* Short exercise *
Which lines below contain the string "Группа"? Copy each of them.

Recorded data
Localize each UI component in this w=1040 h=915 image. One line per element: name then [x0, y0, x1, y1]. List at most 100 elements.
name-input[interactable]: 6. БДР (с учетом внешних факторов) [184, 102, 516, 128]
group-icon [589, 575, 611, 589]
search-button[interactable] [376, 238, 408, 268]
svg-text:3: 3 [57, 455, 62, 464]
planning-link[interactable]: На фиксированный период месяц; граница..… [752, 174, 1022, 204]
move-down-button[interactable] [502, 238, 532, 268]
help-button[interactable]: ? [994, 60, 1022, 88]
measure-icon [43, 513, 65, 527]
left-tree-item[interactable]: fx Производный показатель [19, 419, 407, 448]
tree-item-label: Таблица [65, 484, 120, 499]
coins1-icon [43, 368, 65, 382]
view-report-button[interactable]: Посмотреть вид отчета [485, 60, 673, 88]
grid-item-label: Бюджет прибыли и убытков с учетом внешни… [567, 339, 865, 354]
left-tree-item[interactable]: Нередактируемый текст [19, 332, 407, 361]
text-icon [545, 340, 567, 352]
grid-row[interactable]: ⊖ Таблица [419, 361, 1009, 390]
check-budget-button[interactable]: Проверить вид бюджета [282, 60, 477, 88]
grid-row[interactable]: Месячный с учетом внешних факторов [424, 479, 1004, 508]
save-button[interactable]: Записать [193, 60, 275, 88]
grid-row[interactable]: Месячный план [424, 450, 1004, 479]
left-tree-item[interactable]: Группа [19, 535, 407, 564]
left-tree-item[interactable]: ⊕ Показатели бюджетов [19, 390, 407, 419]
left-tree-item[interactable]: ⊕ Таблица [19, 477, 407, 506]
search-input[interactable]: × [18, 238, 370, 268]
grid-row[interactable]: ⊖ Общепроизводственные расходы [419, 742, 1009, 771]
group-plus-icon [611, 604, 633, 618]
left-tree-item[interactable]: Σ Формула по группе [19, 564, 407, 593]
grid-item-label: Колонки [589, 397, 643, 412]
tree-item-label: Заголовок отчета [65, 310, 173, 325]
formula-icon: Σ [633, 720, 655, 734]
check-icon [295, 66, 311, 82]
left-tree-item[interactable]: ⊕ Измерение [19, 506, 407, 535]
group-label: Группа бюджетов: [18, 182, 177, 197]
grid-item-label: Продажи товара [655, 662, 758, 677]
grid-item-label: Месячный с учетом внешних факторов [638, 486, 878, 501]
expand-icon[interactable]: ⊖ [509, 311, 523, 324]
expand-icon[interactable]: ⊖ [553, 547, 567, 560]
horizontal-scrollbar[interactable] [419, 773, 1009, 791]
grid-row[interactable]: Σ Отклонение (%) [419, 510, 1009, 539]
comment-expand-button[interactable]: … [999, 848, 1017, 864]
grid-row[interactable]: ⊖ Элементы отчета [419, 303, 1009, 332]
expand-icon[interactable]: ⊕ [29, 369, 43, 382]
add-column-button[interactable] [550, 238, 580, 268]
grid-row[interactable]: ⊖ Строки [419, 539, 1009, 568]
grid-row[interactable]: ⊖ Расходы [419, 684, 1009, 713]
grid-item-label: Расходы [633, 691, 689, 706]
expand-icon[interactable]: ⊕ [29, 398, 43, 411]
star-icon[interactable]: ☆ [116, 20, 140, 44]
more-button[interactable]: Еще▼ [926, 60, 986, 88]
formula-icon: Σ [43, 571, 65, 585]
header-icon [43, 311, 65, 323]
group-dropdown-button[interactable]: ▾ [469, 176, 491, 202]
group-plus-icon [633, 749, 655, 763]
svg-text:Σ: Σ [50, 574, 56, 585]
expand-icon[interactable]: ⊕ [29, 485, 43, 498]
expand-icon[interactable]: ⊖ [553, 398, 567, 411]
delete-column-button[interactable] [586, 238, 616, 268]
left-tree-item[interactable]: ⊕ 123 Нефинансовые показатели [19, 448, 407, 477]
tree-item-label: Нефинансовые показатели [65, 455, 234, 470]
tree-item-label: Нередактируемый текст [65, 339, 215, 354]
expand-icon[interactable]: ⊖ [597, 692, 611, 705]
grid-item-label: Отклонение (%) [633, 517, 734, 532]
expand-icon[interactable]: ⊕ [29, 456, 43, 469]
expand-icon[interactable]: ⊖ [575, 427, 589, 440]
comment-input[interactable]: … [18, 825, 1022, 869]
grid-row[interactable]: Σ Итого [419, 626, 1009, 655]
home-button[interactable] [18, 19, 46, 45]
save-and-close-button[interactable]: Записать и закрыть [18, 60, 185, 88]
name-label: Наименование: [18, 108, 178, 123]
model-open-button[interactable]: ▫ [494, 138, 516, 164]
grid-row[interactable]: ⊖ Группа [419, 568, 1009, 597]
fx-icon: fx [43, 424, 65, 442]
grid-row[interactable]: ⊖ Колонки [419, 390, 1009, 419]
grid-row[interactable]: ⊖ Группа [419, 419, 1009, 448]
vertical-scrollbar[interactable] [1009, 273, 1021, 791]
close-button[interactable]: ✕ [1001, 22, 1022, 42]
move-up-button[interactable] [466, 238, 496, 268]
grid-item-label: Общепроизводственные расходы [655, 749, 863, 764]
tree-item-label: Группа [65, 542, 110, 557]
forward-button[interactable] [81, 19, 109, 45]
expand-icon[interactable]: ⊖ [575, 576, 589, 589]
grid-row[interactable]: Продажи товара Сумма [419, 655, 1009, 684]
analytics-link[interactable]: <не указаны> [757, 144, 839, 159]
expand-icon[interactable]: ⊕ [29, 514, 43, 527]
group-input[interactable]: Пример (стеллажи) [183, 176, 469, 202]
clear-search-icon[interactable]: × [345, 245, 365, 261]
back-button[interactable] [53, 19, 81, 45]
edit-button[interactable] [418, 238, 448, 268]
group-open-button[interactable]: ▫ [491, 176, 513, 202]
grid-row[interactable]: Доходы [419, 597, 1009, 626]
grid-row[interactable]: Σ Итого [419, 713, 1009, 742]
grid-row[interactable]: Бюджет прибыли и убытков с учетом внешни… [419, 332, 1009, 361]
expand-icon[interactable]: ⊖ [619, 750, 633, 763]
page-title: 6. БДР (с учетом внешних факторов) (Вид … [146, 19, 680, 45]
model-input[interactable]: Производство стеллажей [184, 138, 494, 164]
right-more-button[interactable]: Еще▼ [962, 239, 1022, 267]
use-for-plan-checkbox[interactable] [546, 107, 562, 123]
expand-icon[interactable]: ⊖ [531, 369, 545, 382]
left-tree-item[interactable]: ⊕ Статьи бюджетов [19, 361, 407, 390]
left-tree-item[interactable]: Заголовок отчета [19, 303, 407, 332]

* Output *
left-tree-item[interactable]: Группа [19, 535, 407, 564]
group-label: Группа бюджетов: [18, 182, 177, 197]
grid-row[interactable]: ⊖ Группа [419, 568, 1009, 597]
grid-row[interactable]: ⊖ Группа [419, 419, 1009, 448]
tree-item-label: Группа [65, 542, 110, 557]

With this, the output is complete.